- THE TASK: Quote the full listing word for word.

- WORKING DATA:
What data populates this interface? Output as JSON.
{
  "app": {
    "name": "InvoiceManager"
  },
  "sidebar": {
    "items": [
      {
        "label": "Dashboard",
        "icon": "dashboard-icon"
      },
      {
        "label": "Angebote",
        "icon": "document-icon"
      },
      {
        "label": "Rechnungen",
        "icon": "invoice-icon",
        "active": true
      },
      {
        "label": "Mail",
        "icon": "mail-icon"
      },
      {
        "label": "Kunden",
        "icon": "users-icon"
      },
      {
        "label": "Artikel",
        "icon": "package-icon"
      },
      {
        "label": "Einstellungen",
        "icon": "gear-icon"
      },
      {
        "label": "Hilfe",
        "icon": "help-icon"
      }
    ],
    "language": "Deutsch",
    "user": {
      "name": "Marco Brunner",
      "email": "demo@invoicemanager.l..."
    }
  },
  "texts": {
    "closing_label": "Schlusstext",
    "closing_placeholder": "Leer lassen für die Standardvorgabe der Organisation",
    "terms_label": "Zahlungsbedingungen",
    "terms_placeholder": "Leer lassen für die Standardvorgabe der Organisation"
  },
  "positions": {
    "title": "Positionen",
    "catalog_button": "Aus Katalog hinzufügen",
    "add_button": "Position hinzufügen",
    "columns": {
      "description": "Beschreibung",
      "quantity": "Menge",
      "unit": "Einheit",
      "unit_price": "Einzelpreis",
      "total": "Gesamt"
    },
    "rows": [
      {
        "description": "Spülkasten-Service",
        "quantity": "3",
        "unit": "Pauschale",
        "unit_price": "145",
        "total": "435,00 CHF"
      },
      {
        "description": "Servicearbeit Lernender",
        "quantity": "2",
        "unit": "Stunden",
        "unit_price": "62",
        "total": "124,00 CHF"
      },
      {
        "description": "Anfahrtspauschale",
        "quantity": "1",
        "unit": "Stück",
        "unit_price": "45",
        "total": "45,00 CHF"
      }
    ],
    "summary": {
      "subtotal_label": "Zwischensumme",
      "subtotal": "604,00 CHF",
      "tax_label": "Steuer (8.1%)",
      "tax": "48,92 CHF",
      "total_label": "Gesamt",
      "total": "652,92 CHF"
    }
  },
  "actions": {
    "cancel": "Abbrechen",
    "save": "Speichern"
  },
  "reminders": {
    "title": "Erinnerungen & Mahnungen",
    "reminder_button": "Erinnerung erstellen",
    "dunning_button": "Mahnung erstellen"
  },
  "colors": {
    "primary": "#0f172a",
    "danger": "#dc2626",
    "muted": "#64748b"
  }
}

- COMPLETE RESPONSE:
What data populates this interface? Output as JSON.
{
  "app": {
    "name": "InvoiceManager"
  },
  "sidebar": {
    "items": [
      {
        "label": "Dashboard",
        "icon": "dashboard-icon"
      },
      {
        "label": "Angebote",
        "icon": "document-icon"
      },
      {
        "label": "Rechnungen",
        "icon": "invoice-icon",
        "active": true
      },
      {
        "label": "Mail",
        "icon": "mail-icon"
      },
      {
        "label": "Kunden",
        "icon": "users-icon"
      },
      {
        "label": "Artikel",
        "icon": "package-icon"
      },
      {
        "label": "Einstellungen",
        "icon": "gear-icon"
      },
      {
        "label": "Hilfe",
        "icon": "help-icon"
      }
    ],
    "language": "Deutsch",
    "user": {
      "name": "Marco Brunner",
      "email": "demo@invoicemanager.l..."
    }
  },
  "texts": {
    "closing_label": "Schlusstext",
    "closing_placeholder": "Leer lassen für die Standardvorgabe der Organisation",
    "terms_label": "Zahlungsbedingungen",
    "terms_placeholder": "Leer lassen für die Standardvorgabe der Organisation"
  },
  "positions": {
    "title": "Positionen",
    "catalog_button": "Aus Katalog hinzufügen",
    "add_button": "Position hinzufügen",
    "columns": {
      "description": "Beschreibung",
      "quantity": "Menge",
      "unit": "Einheit",
      "unit_price": "Einzelpreis",
      "total": "Gesamt"
    },
    "rows": [
      {
        "description": "Spülkasten-Service",
        "quantity": "3",
        "unit": "Pauschale",
        "unit_price": "145",
        "total": "435,00 CHF"
      },
      {
        "description": "Servicearbeit Lernender",
        "quantity": "2",
        "unit": "Stunden",
        "unit_price": "62",
        "total": "124,00 CHF"
      },
      {
        "description": "Anfahrtspauschale",
        "quantity": "1",
        "unit": "Stück",
        "unit_price": "45",
        "total": "45,00 CHF"
      }
    ],
    "summary": {
      "subtotal_label": "Zwischensumme",
      "subtotal": "604,00 CHF",
      "tax_label": "Steuer (8.1%)",
      "tax": "48,92 CHF",
      "total_label": "Gesamt",
      "total": "652,92 CHF"
    }
  },
  "actions": {
    "cancel": "Abbrechen",
    "save": "Speichern"
  },
  "reminders": {
    "title": "Erinnerungen & Mahnungen",
    "reminder_button": "Erinnerung erstellen",
    "dunning_button": "Mahnung erstellen"
  },
  "colors": {
    "primary": "#0f172a",
    "danger": "#dc2626",
    "muted": "#64748b"
  }
}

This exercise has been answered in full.